SHORT TASK | Extract each line containing the string "JSON".
==== ENTRIES PROVIDED
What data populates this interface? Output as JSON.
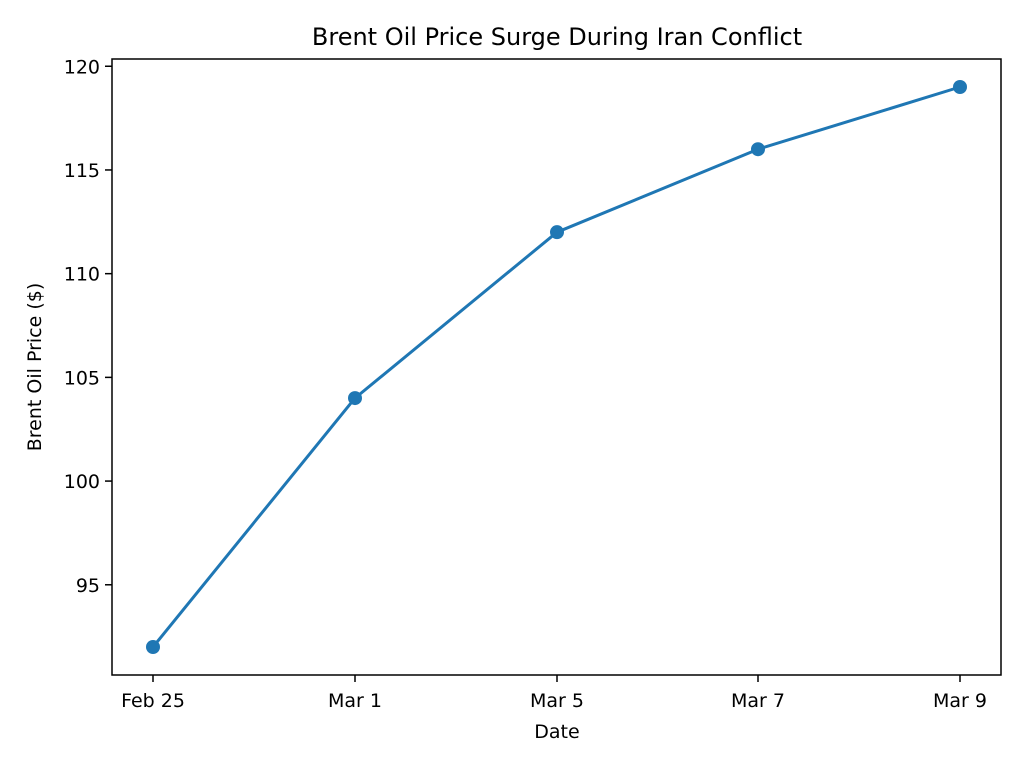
{
  "chart_data": {
    "type": "line",
    "title": "Brent Oil Price Surge During Iran Conflict",
    "xlabel": "Date",
    "ylabel": "Brent Oil Price ($)",
    "categories": [
      "Feb 25",
      "Mar 1",
      "Mar 5",
      "Mar 7",
      "Mar 9"
    ],
    "series": [
      {
        "values": [
          92,
          104,
          112,
          116,
          119
        ],
        "color": "#1f77b4",
        "marker": "circle"
      }
    ],
    "yticks": [
      95,
      100,
      105,
      110,
      115,
      120
    ],
    "ylim": [
      90.65,
      120.35
    ],
    "grid": false,
    "legend": "none"
  }
}
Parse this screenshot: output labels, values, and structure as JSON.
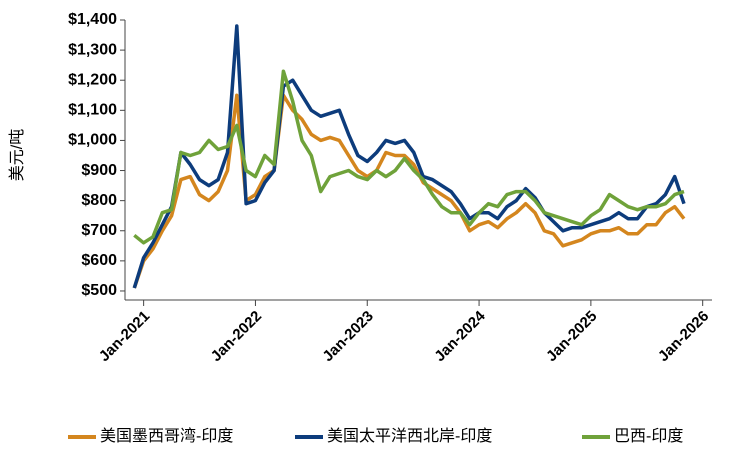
{
  "chart_data": {
    "type": "line",
    "y_label": "美元/吨",
    "x": [
      "2020-12",
      "2021-01",
      "2021-02",
      "2021-03",
      "2021-04",
      "2021-05",
      "2021-06",
      "2021-07",
      "2021-08",
      "2021-09",
      "2021-10",
      "2021-11",
      "2021-12",
      "2022-01",
      "2022-02",
      "2022-03",
      "2022-04",
      "2022-05",
      "2022-06",
      "2022-07",
      "2022-08",
      "2022-09",
      "2022-10",
      "2022-11",
      "2022-12",
      "2023-01",
      "2023-02",
      "2023-03",
      "2023-04",
      "2023-05",
      "2023-06",
      "2023-07",
      "2023-08",
      "2023-09",
      "2023-10",
      "2023-11",
      "2023-12",
      "2024-01",
      "2024-02",
      "2024-03",
      "2024-04",
      "2024-05",
      "2024-06",
      "2024-07",
      "2024-08",
      "2024-09",
      "2024-10",
      "2024-11",
      "2024-12",
      "2025-01",
      "2025-02",
      "2025-03",
      "2025-04",
      "2025-05",
      "2025-06",
      "2025-07",
      "2025-08",
      "2025-09",
      "2025-10",
      "2025-11"
    ],
    "series": [
      {
        "name": "美国墨西哥湾-印度",
        "color": "#d4861e",
        "values": [
          510,
          600,
          640,
          700,
          750,
          870,
          880,
          820,
          800,
          830,
          900,
          1150,
          800,
          820,
          880,
          900,
          1150,
          1100,
          1070,
          1020,
          1000,
          1010,
          1000,
          950,
          900,
          880,
          900,
          960,
          950,
          950,
          920,
          860,
          840,
          820,
          800,
          760,
          700,
          720,
          730,
          710,
          740,
          760,
          790,
          760,
          700,
          690,
          650,
          660,
          670,
          690,
          700,
          700,
          710,
          690,
          690,
          720,
          720,
          760,
          780,
          740
        ]
      },
      {
        "name": "美国太平洋西北岸-印度",
        "color": "#0d3c7c",
        "values": [
          510,
          610,
          660,
          720,
          780,
          960,
          920,
          870,
          850,
          870,
          960,
          1380,
          790,
          800,
          860,
          900,
          1180,
          1200,
          1150,
          1100,
          1080,
          1090,
          1100,
          1020,
          950,
          930,
          960,
          1000,
          990,
          1000,
          960,
          880,
          870,
          850,
          830,
          790,
          740,
          760,
          760,
          740,
          780,
          800,
          840,
          810,
          760,
          730,
          700,
          710,
          710,
          720,
          730,
          740,
          760,
          740,
          740,
          780,
          790,
          820,
          880,
          790
        ]
      },
      {
        "name": "巴西-印度",
        "color": "#6fa23a",
        "values": [
          685,
          660,
          680,
          760,
          770,
          960,
          950,
          960,
          1000,
          970,
          980,
          1050,
          900,
          880,
          950,
          920,
          1230,
          1130,
          1000,
          950,
          830,
          880,
          890,
          900,
          880,
          870,
          900,
          880,
          900,
          940,
          900,
          870,
          820,
          780,
          760,
          760,
          720,
          760,
          790,
          780,
          820,
          830,
          830,
          800,
          760,
          750,
          740,
          730,
          720,
          750,
          770,
          820,
          800,
          780,
          770,
          780,
          780,
          790,
          820,
          830
        ]
      }
    ],
    "xlim": [
      "2020-11",
      "2026-02"
    ],
    "xticks": [
      {
        "value": "2021-01",
        "label": "Jan-2021"
      },
      {
        "value": "2022-01",
        "label": "Jan-2022"
      },
      {
        "value": "2023-01",
        "label": "Jan-2023"
      },
      {
        "value": "2024-01",
        "label": "Jan-2024"
      },
      {
        "value": "2025-01",
        "label": "Jan-2025"
      },
      {
        "value": "2026-01",
        "label": "Jan-2026"
      }
    ],
    "ylim": [
      470,
      1400
    ],
    "yticks": [
      {
        "value": 500,
        "label": "$500"
      },
      {
        "value": 600,
        "label": "$600"
      },
      {
        "value": 700,
        "label": "$700"
      },
      {
        "value": 800,
        "label": "$800"
      },
      {
        "value": 900,
        "label": "$900"
      },
      {
        "value": 1000,
        "label": "$1,000"
      },
      {
        "value": 1100,
        "label": "$1,100"
      },
      {
        "value": 1200,
        "label": "$1,200"
      },
      {
        "value": 1300,
        "label": "$1,300"
      },
      {
        "value": 1400,
        "label": "$1,400"
      }
    ]
  }
}
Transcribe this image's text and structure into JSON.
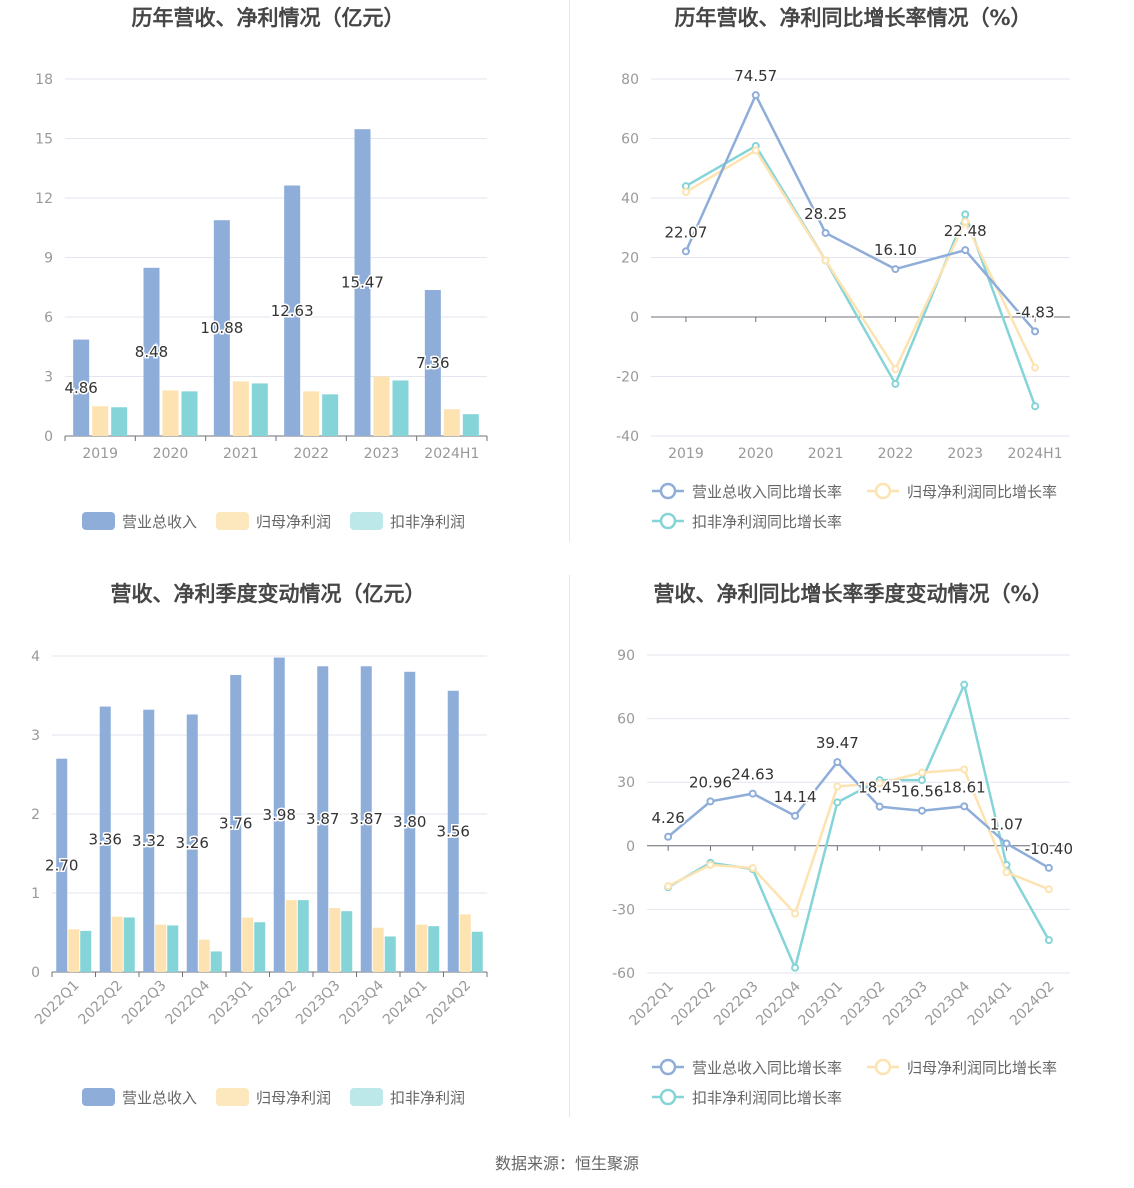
{
  "colors": {
    "revenue": "#8eadd9",
    "net_profit": "#fde3b1",
    "deducted_profit": "#85d4d8",
    "revenue_legend": "#8eadd9",
    "net_profit_legend": "#fde7bd",
    "deducted_profit_legend": "#bde8ea",
    "grid": "#e3e6ef",
    "axis": "#6e7079",
    "tick_text": "#999999",
    "title": "#464646",
    "label": "#333333"
  },
  "source": "数据来源：恒生聚源",
  "chart_data": [
    {
      "id": "annual_amount",
      "type": "bar",
      "title": "历年营收、净利情况（亿元）",
      "categories": [
        "2019",
        "2020",
        "2021",
        "2022",
        "2023",
        "2024H1"
      ],
      "ylim": [
        0,
        18
      ],
      "yticks": [
        0,
        3,
        6,
        9,
        12,
        15,
        18
      ],
      "ytick_labels": [
        "0",
        "3",
        "6",
        "9",
        "12",
        "15",
        "18"
      ],
      "series": [
        {
          "name": "营业总收入",
          "values": [
            4.86,
            8.48,
            10.88,
            12.63,
            15.47,
            7.36
          ],
          "labels": [
            "4.86",
            "8.48",
            "10.88",
            "12.63",
            "15.47",
            "7.36"
          ]
        },
        {
          "name": "归母净利润",
          "values": [
            1.5,
            2.3,
            2.75,
            2.25,
            3.0,
            1.35
          ]
        },
        {
          "name": "扣非净利润",
          "values": [
            1.45,
            2.25,
            2.65,
            2.1,
            2.8,
            1.1
          ]
        }
      ]
    },
    {
      "id": "annual_growth",
      "type": "line",
      "title": "历年营收、净利同比增长率情况（%）",
      "categories": [
        "2019",
        "2020",
        "2021",
        "2022",
        "2023",
        "2024H1"
      ],
      "ylim": [
        -40,
        80
      ],
      "yticks": [
        -40,
        -20,
        0,
        20,
        40,
        60,
        80
      ],
      "ytick_labels": [
        "-40",
        "-20",
        "0",
        "20",
        "40",
        "60",
        "80"
      ],
      "series": [
        {
          "name": "营业总收入同比增长率",
          "values": [
            22.07,
            74.57,
            28.25,
            16.1,
            22.48,
            -4.83
          ],
          "labels": [
            "22.07",
            "74.57",
            "28.25",
            "16.10",
            "22.48",
            "-4.83"
          ]
        },
        {
          "name": "归母净利润同比增长率",
          "values": [
            42,
            56,
            19,
            -17.5,
            32,
            -17
          ]
        },
        {
          "name": "扣非净利润同比增长率",
          "values": [
            44,
            57.5,
            19,
            -22.5,
            34.5,
            -30
          ]
        }
      ]
    },
    {
      "id": "quarterly_amount",
      "type": "bar",
      "title": "营收、净利季度变动情况（亿元）",
      "categories": [
        "2022Q1",
        "2022Q2",
        "2022Q3",
        "2022Q4",
        "2023Q1",
        "2023Q2",
        "2023Q3",
        "2023Q4",
        "2024Q1",
        "2024Q2"
      ],
      "ylim": [
        0,
        4
      ],
      "yticks": [
        0,
        1,
        2,
        3,
        4
      ],
      "ytick_labels": [
        "0",
        "1",
        "2",
        "3",
        "4"
      ],
      "series": [
        {
          "name": "营业总收入",
          "values": [
            2.7,
            3.36,
            3.32,
            3.26,
            3.76,
            3.98,
            3.87,
            3.87,
            3.8,
            3.56
          ],
          "labels": [
            "2.70",
            "3.36",
            "3.32",
            "3.26",
            "3.76",
            "3.98",
            "3.87",
            "3.87",
            "3.80",
            "3.56"
          ]
        },
        {
          "name": "归母净利润",
          "values": [
            0.54,
            0.7,
            0.6,
            0.41,
            0.69,
            0.91,
            0.81,
            0.56,
            0.6,
            0.73
          ]
        },
        {
          "name": "扣非净利润",
          "values": [
            0.52,
            0.69,
            0.59,
            0.26,
            0.63,
            0.91,
            0.77,
            0.45,
            0.58,
            0.51
          ]
        }
      ]
    },
    {
      "id": "quarterly_growth",
      "type": "line",
      "title": "营收、净利同比增长率季度变动情况（%）",
      "categories": [
        "2022Q1",
        "2022Q2",
        "2022Q3",
        "2022Q4",
        "2023Q1",
        "2023Q2",
        "2023Q3",
        "2023Q4",
        "2024Q1",
        "2024Q2"
      ],
      "ylim": [
        -60,
        90
      ],
      "yticks": [
        -60,
        -30,
        0,
        30,
        60,
        90
      ],
      "ytick_labels": [
        "-60",
        "-30",
        "0",
        "30",
        "60",
        "90"
      ],
      "series": [
        {
          "name": "营业总收入同比增长率",
          "values": [
            4.26,
            20.96,
            24.63,
            14.14,
            39.47,
            18.45,
            16.56,
            18.61,
            1.07,
            -10.4
          ],
          "labels": [
            "4.26",
            "20.96",
            "24.63",
            "14.14",
            "39.47",
            "18.45",
            "16.56",
            "18.61",
            "1.07",
            "-10.40"
          ]
        },
        {
          "name": "归母净利润同比增长率",
          "values": [
            -19,
            -9,
            -10.5,
            -32,
            28,
            29.5,
            34.5,
            36,
            -12.5,
            -20.5
          ]
        },
        {
          "name": "扣非净利润同比增长率",
          "values": [
            -19.5,
            -8,
            -11,
            -57.5,
            20.5,
            31,
            31,
            76,
            -9,
            -44.5
          ]
        }
      ]
    }
  ]
}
========
THE RESULT |
What data populates this interface? Output as JSON.
Parse this screenshot: output labels, values, and structure as JSON.
Transcribe this image's text and structure into JSON.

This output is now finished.